[Dataset items]
— Start —

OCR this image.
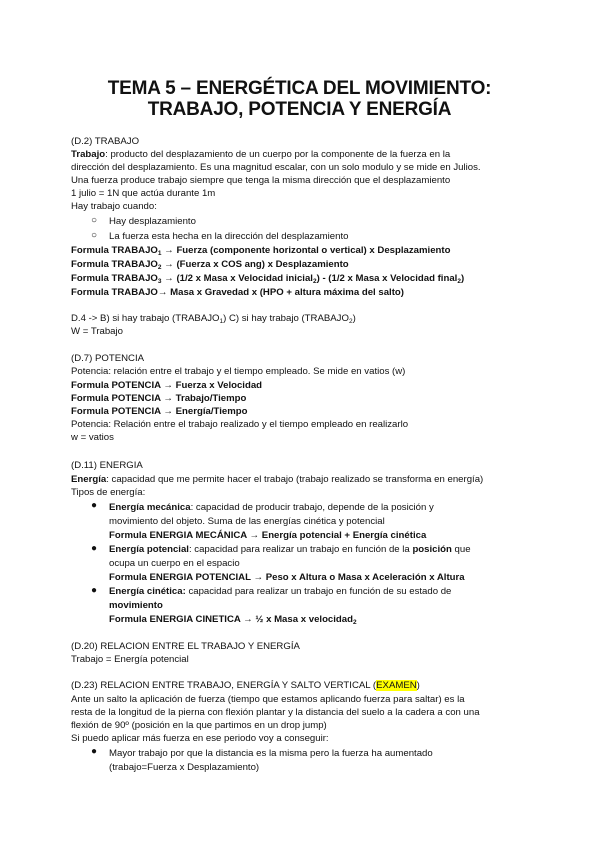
TEMA 5 – ENERGÉTICA DEL MOVIMIENTO:
TRABAJO, POTENCIA Y ENERGÍA
(D.2) TRABAJO
Trabajo: producto del desplazamiento de un cuerpo por la componente de la fuerza en la
dirección del desplazamiento. Es una magnitud escalar, con un solo modulo y se mide en Julios.
Una fuerza produce trabajo siempre que tenga la misma dirección que el desplazamiento
1 julio = 1N que actúa durante 1m
Hay trabajo cuando:
○ Hay desplazamiento
○ La fuerza esta hecha en la dirección del desplazamiento
Formula $TRABAJO_1$ → Fuerza (componente horizontal o vertical) x Desplazamiento
Formula $TRABAJO_2$ → (Fuerza x COS ang) x Desplazamiento
Formula $TRABAJO_3 \to (1/2$ x Masa x Velocidad inicial$_2$) - (1/2 x Masa x Velocidad final$_2$)
Formula TRABAJO→ Masa x Gravedad x (HPO + altura máxima del salto)
D.4 -> B) si hay trabajo $(TRABAJO_1)$ C) si hay trabajo $(TRABAJO_2)$
W = Trabajo
(D.7) POTENCIA
Potencia: relación entre el trabajo y el tiempo empleado. Se mide en vatios (w)
Formula POTENCIA → Fuerza x Velocidad
Formula POTENCIA → Trabajo/Tiempo
Formula POTENCIA → Energía/Tiempo
Potencia: Relación entre el trabajo realizado y el tiempo empleado en realizarlo
w = vatios
(D.11) ENERGIA
Energía: capacidad que me permite hacer el trabajo (trabajo realizado se transforma en energía)
Tipos de energía:
● Energía mecánica: capacidad de producir trabajo, depende de la posición y
movimiento del objeto. Suma de las energías cinética y potencial
Formula ENERGIA MECÁNICA → Energía potencial + Energía cinética
● Energía potencial: capacidad para realizar un trabajo en función de la posición que
ocupa un cuerpo en el espacio
Formula ENERGIA POTENCIAL → Peso x Altura o Masa x Aceleración x Altura
● Energía cinética: capacidad para realizar un trabajo en función de su estado de
movimiento
Formula ENERGIA CINETICA → ½ x Masa x velocidad$_2$
(D.20) RELACION ENTRE EL TRABAJO Y ENERGÍA
Trabajo = Energía potencial
(D.23) RELACION ENTRE TRABAJO, ENERGÍA Y SALTO VERTICAL (EXAMEN)
Ante un salto la aplicación de fuerza (tiempo que estamos aplicando fuerza para saltar) es la
resta de la longitud de la pierna con flexión plantar y la distancia del suelo a la cadera a con una
flexión de 90º (posición en la que partimos en un drop jump)
Si puedo aplicar más fuerza en ese periodo voy a conseguir:
● Mayor trabajo por que la distancia es la misma pero la fuerza ha aumentado
(trabajo=Fuerza x Desplazamiento)
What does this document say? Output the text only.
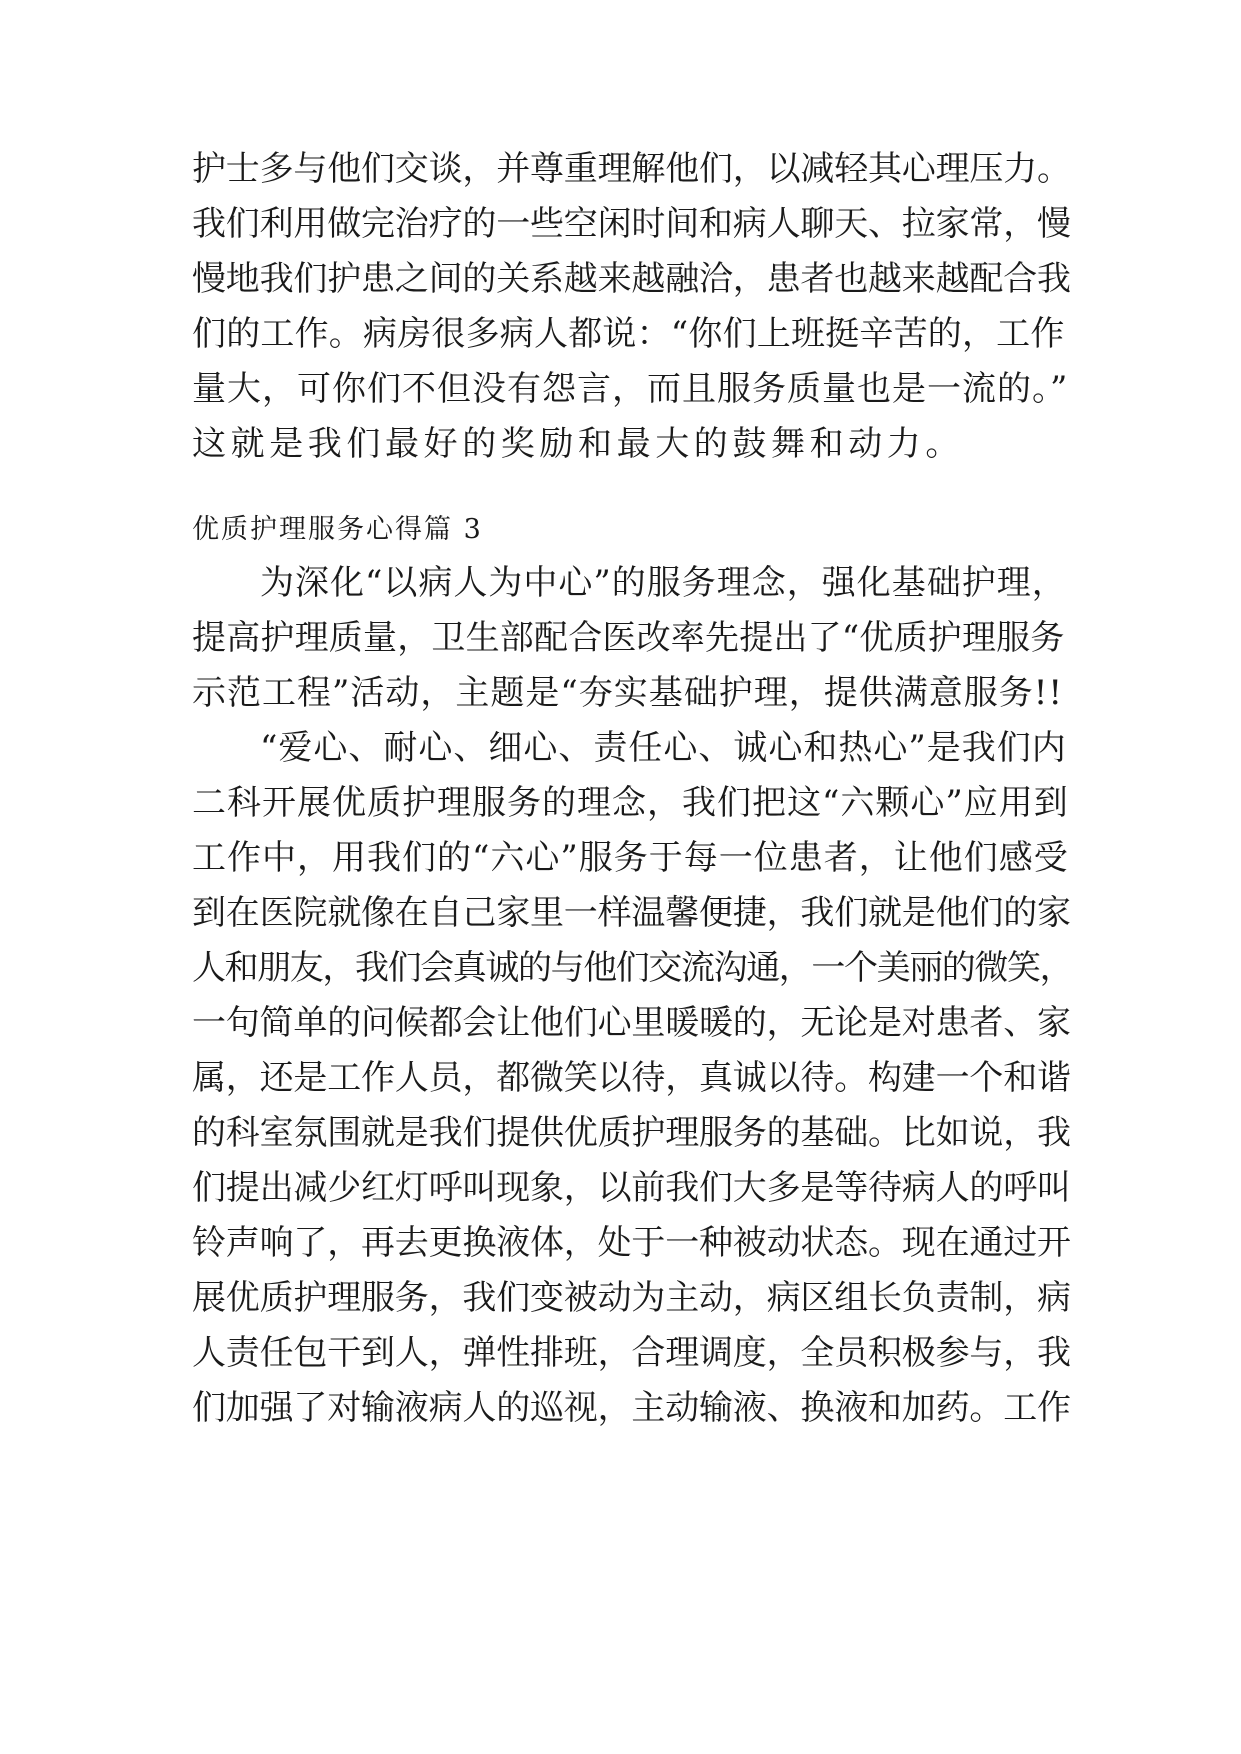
护士多与他们交谈，并尊重理解他们，以减轻其心理压力。
我们利用做完治疗的一些空闲时间和病人聊天、拉家常，慢
慢地我们护患之间的关系越来越融洽，患者也越来越配合我
们的工作。病房很多病人都说：“你们上班挺辛苦的，工作
量大，可你们不但没有怨言，而且服务质量也是一流的。”
这就是我们最好的奖励和最大的鼓舞和动力。
优质护理服务心得篇 3
为深化“以病人为中心”的服务理念，强化基础护理，
提高护理质量，卫生部配合医改率先提出了“优质护理服务
示范工程”活动，主题是“夯实基础护理，提供满意服务!!
“爱心、耐心、细心、责任心、诚心和热心”是我们内
二科开展优质护理服务的理念，我们把这“六颗心”应用到
工作中，用我们的“六心”服务于每一位患者，让他们感受
到在医院就像在自己家里一样温馨便捷，我们就是他们的家
人和朋友，我们会真诚的与他们交流沟通，一个美丽的微笑，
一句简单的问候都会让他们心里暖暖的，无论是对患者、家
属，还是工作人员，都微笑以待，真诚以待。构建一个和谐
的科室氛围就是我们提供优质护理服务的基础。比如说，我
们提出减少红灯呼叫现象，以前我们大多是等待病人的呼叫
铃声响了，再去更换液体，处于一种被动状态。现在通过开
展优质护理服务，我们变被动为主动，病区组长负责制，病
人责任包干到人，弹性排班，合理调度，全员积极参与，我
们加强了对输液病人的巡视，主动输液、换液和加药。工作
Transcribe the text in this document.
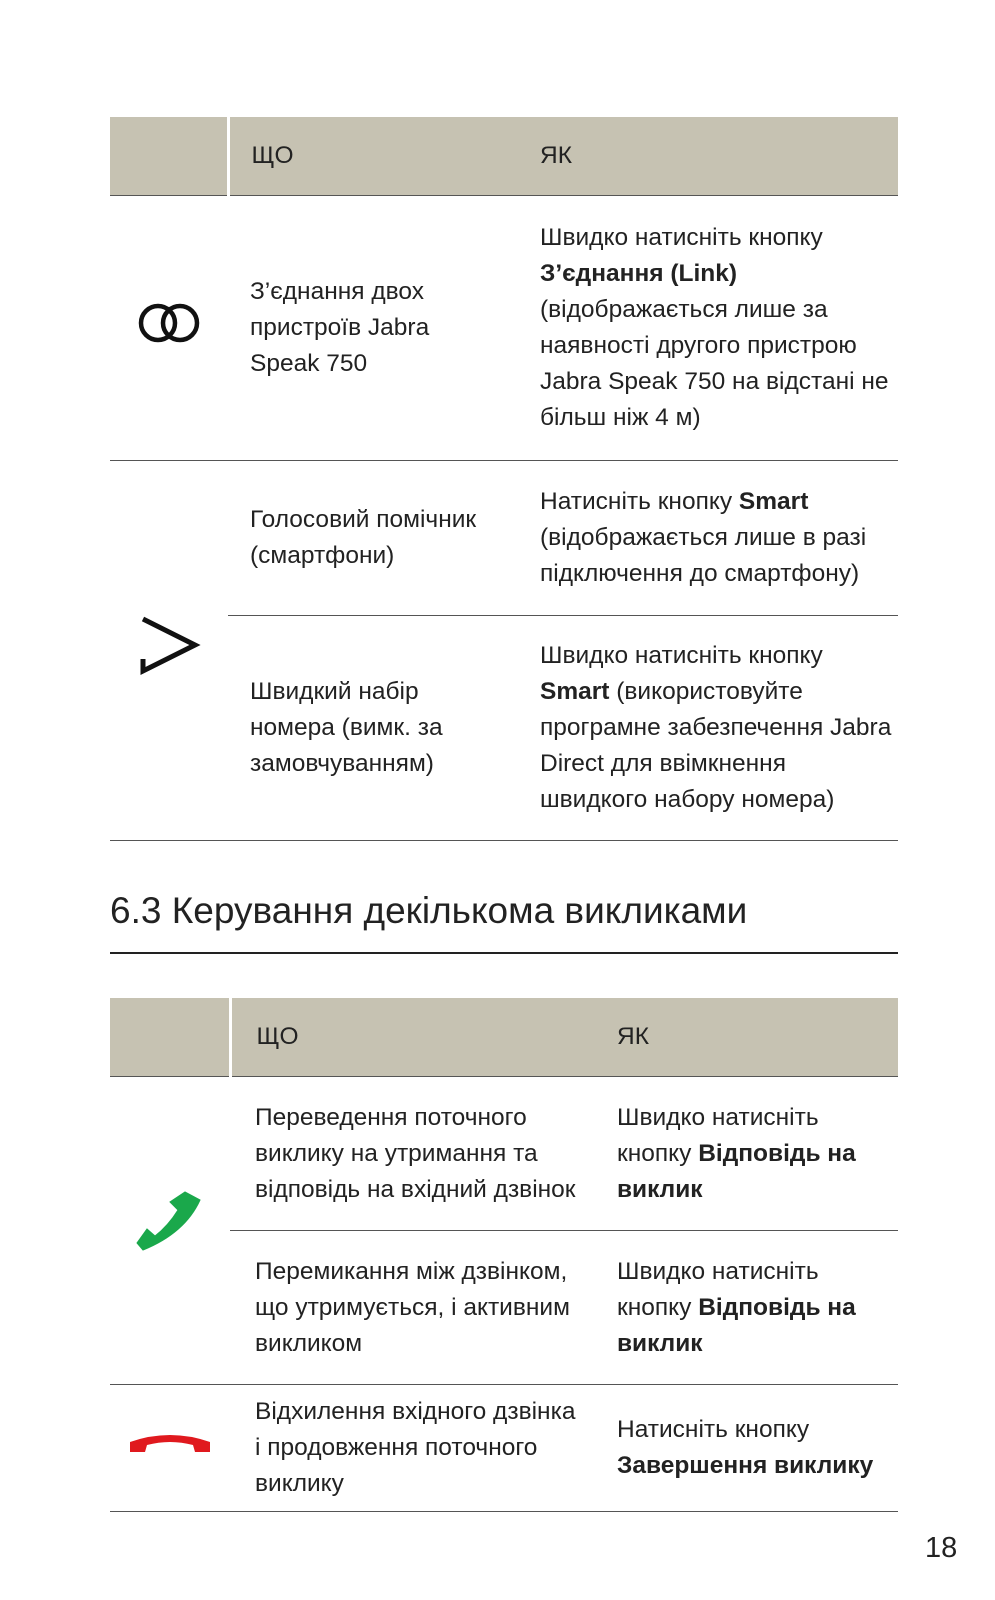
	ЩО	ЯК
	З’єднання двох пристроїв Jabra Speak 750	Швидко натисніть кнопку З’єднання (Link) (відображається лише за наявності другого пристрою Jabra Speak 750 на відстані не більш ніж 4 м)
	Голосовий помічник (смартфони)	Натисніть кнопку Smart (відображається лише в разі підключення до смартфону)
	Швидкий набір номера (вимк. за замовчуванням)	Швидко натисніть кнопку Smart (використовуйте програмне забезпечення Jabra Direct для ввімкнення швидкого набору номера)
6.3 Керування декількома викликами
	ЩО	ЯК
	Переведення поточного виклику на утримання та відповідь на вхідний дзвінок	Швидко натисніть кнопку Відповідь на виклик
	Перемикання між дзвінком, що утримується, і активним викликом	Швидко натисніть кнопку Відповідь на виклик
	Відхилення вхідного дзвінка і продовження поточного виклику	Натисніть кнопку Завершення виклику
18
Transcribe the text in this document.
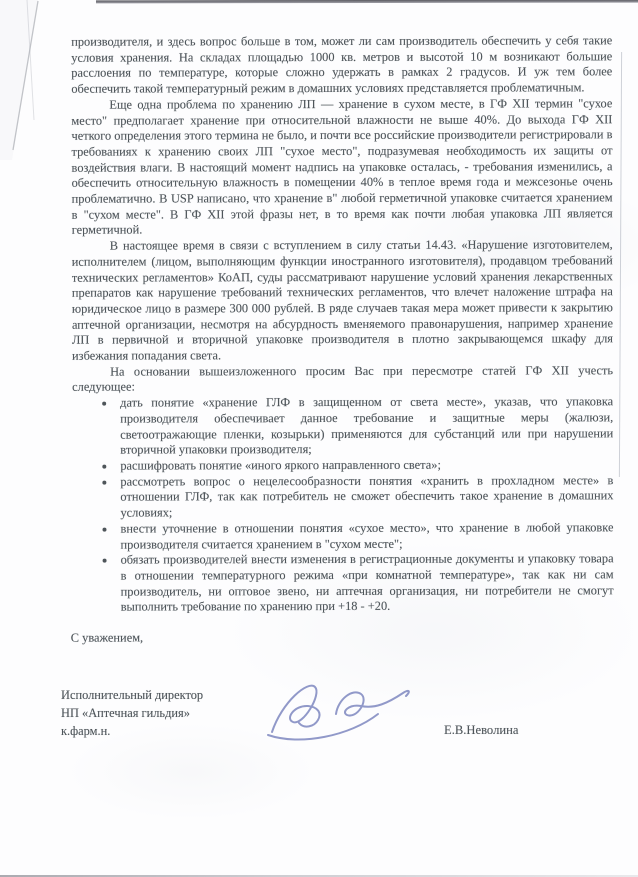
производителя, и здесь вопрос больше в том, может ли сам производитель обеспечить у себя такие условия хранения. На складах площадью 1000 кв. метров и высотой 10 м возникают большие расслоения по температуре, которые сложно удержать в рамках 2 градусов. И уж тем более обеспечить такой температурный режим в домашних условиях представляется проблематичным.

Еще одна проблема по хранению ЛП — хранение в сухом месте, в ГФ XII термин "сухое место" предполагает хранение при относительной влажности не выше 40%. До выхода ГФ XII четкого определения этого термина не было, и почти все российские производители регистрировали в требованиях к хранению своих ЛП "сухое место", подразумевая необходимость их защиты от воздействия влаги. В настоящий момент надпись на упаковке осталась, - требования изменились, а обеспечить относительную влажность в помещении 40% в теплое время года и межсезонье очень проблематично. В USP написано, что хранение в" любой герметичной упаковке считается хранением в "сухом месте". В ГФ XII этой фразы нет, в то время как почти любая упаковка ЛП является герметичной.

В настоящее время в связи с вступлением в силу статьи 14.43. «Нарушение изготовителем, исполнителем (лицом, выполняющим функции иностранного изготовителя), продавцом требований технических регламентов» КоАП, суды рассматривают нарушение условий хранения лекарственных препаратов как нарушение требований технических регламентов, что влечет наложение штрафа на юридическое лицо в размере 300 000 рублей. В ряде случаев такая мера может привести к закрытию аптечной организации, несмотря на абсурдность вменяемого правонарушения, например хранение ЛП в первичной и вторичной упаковке производителя в плотно закрывающемся шкафу для избежания попадания света.

На основании вышеизложенного просим Вас при пересмотре статей ГФ XII учесть следующее:

• дать понятие «хранение ГЛФ в защищенном от света месте», указав, что упаковка производителя обеспечивает данное требование и защитные меры (жалюзи, светоотражающие пленки, козырьки) применяются для субстанций или при нарушении вторичной упаковки производителя;
• расшифровать понятие «иного яркого направленного света»;
• рассмотреть вопрос о нецелесообразности понятия «хранить в прохладном месте» в отношении ГЛФ, так как потребитель не сможет обеспечить такое хранение в домашних условиях;
• внести уточнение в отношении понятия «сухое место», что хранение в любой упаковке производителя считается хранением в "сухом месте";
• обязать производителей внести изменения в регистрационные документы и упаковку товара в отношении температурного режима «при комнатной температуре», так как ни сам производитель, ни оптовое звено, ни аптечная организация, ни потребители не смогут выполнить требование по хранению при +18 - +20.

С уважением,

Исполнительный директор
НП «Аптечная гильдия»
к.фарм.н.	Е.В.Неволина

— End —

Scan the records above for the string "misma", then select every line that holds it.

Result:
Una fuerza produce trabajo siempre que tenga la misma dirección que el desplazamiento
● Mayor trabajo por que la distancia es la misma pero la fuerza ha aumentado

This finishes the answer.